Excerpted records.
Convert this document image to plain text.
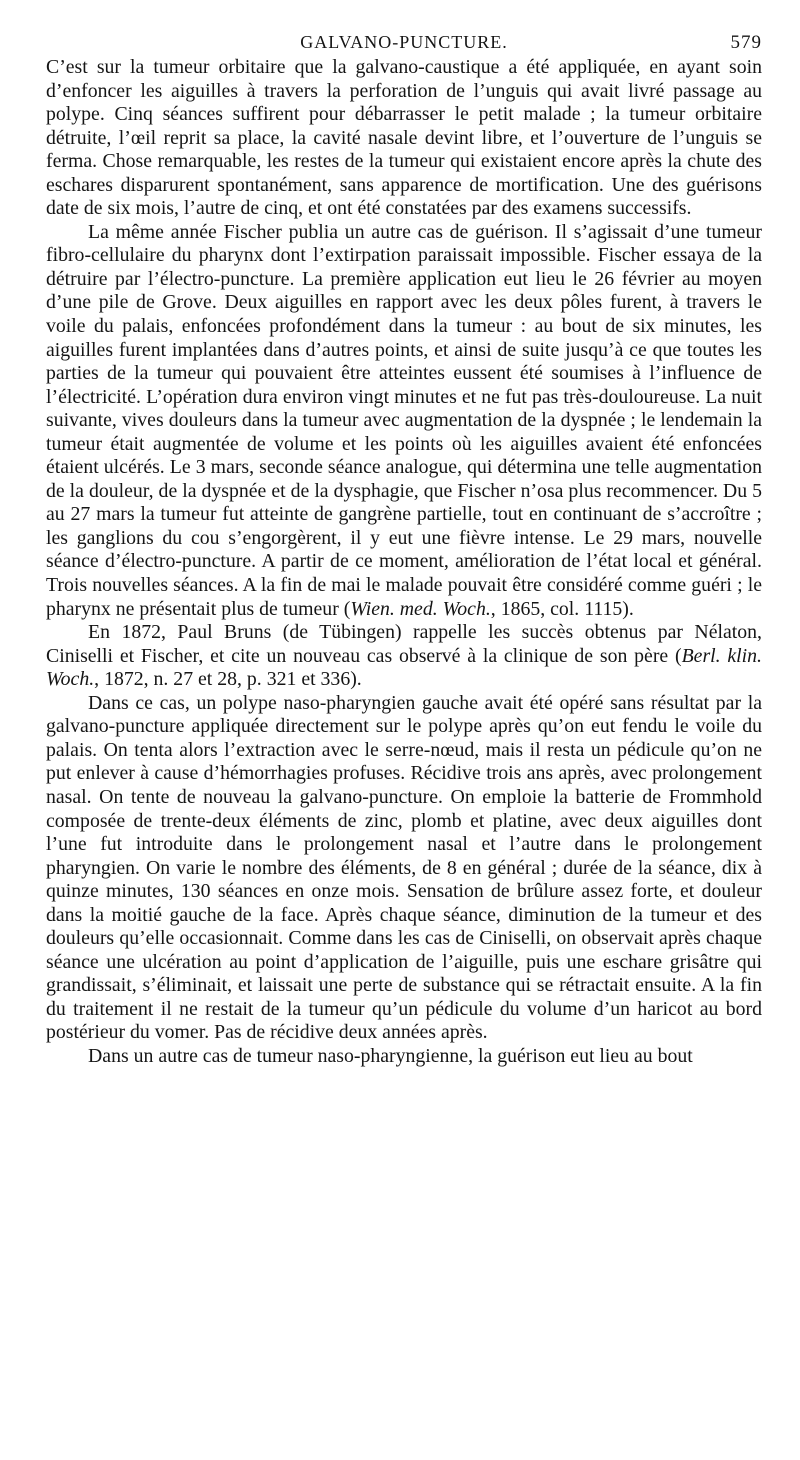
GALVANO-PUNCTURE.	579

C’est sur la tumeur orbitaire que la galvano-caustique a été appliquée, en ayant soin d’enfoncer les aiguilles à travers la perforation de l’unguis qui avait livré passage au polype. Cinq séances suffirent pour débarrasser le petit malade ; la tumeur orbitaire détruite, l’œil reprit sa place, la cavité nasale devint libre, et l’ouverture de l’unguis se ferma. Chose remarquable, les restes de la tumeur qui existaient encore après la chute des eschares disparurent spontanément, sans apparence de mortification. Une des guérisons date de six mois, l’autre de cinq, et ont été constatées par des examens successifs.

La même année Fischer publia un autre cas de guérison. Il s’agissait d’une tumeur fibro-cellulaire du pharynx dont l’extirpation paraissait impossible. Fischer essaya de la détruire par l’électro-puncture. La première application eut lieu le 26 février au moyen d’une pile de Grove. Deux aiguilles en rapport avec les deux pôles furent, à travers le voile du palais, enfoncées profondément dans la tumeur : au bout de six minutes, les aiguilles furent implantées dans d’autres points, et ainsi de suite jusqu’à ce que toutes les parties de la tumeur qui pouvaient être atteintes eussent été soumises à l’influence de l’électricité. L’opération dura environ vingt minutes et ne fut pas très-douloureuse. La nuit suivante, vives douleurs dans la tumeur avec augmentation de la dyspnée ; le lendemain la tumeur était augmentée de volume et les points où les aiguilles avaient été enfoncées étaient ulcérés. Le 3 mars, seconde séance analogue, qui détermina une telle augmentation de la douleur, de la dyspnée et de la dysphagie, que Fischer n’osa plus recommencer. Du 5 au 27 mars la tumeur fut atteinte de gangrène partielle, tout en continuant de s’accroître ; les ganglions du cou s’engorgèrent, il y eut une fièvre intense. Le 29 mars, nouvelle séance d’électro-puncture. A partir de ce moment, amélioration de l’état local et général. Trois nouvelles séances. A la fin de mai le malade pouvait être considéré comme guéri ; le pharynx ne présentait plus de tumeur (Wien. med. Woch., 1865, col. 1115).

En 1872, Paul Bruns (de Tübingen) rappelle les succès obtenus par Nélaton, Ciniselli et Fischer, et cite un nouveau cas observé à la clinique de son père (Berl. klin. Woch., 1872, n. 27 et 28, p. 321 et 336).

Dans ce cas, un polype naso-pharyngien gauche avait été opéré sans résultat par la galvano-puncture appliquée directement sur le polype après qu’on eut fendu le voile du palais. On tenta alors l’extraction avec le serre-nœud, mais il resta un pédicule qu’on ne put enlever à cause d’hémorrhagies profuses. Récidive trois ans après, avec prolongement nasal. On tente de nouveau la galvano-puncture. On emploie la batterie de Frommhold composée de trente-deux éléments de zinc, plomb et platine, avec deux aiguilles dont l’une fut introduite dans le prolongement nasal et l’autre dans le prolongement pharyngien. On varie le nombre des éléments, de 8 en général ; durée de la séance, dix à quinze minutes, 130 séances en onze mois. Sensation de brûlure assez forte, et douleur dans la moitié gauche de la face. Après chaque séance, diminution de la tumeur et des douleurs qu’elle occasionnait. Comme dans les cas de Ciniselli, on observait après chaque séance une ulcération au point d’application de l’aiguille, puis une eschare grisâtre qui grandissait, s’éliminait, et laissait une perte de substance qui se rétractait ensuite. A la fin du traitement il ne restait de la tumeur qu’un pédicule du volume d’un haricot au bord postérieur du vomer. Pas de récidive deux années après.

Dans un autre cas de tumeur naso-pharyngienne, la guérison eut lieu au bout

--

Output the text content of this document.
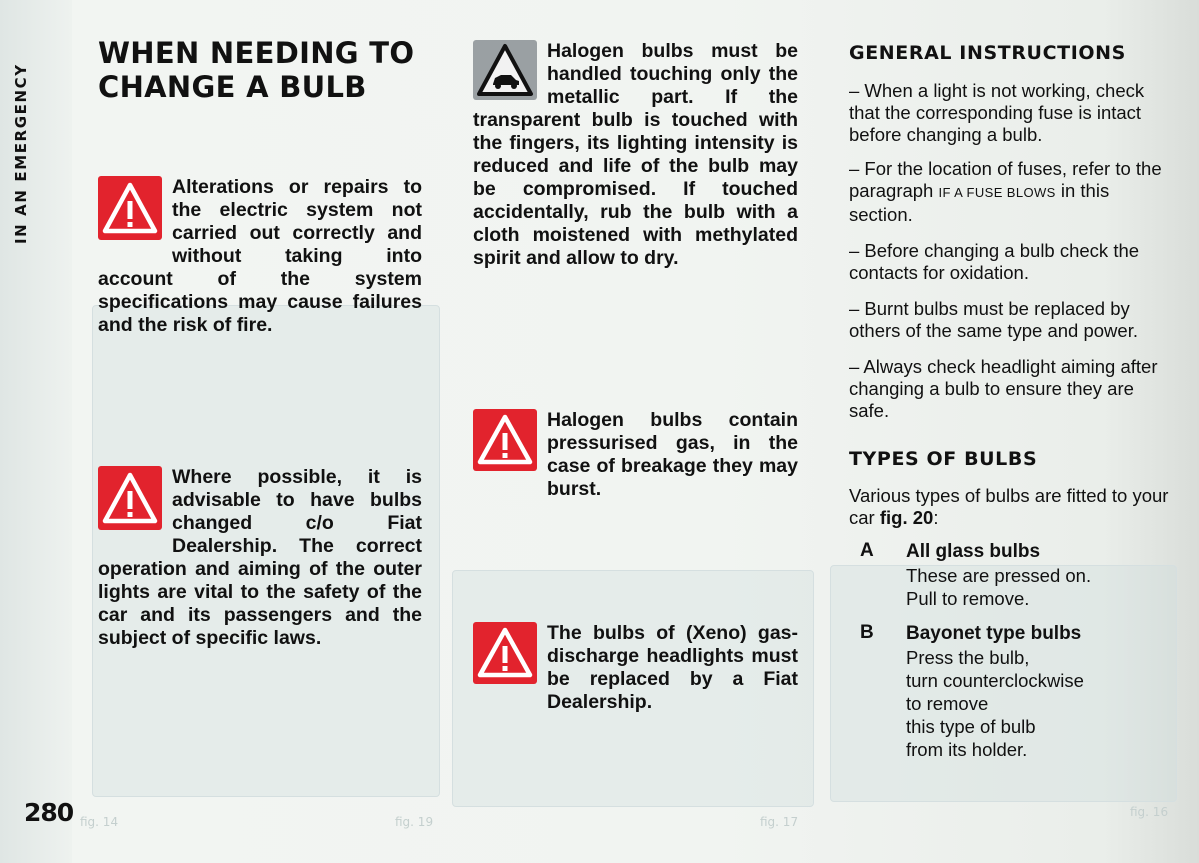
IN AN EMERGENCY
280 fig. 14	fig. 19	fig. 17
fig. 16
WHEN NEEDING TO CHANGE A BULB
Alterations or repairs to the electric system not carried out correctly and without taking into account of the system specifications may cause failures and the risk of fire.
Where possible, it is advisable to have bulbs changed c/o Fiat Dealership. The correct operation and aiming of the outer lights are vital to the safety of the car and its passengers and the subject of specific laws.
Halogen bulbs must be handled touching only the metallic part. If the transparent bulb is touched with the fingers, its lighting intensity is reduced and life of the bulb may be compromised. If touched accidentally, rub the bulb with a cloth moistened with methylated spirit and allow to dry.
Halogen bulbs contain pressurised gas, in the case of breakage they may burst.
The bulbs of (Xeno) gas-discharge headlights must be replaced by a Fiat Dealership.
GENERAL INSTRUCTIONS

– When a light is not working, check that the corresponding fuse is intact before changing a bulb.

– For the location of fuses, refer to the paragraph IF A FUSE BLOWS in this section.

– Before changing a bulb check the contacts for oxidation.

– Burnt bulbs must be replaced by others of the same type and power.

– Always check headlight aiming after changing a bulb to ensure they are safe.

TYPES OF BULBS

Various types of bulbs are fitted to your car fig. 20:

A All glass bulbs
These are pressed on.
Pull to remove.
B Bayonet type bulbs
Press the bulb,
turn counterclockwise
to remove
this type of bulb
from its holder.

Problem to work on.
Take every line above carrying "replaced" and return it.

Reply to the task.
The bulbs of (Xeno) gas-discharge headlights must be replaced by a Fiat Dealership.
– Burnt bulbs must be replaced by others of the same type and power.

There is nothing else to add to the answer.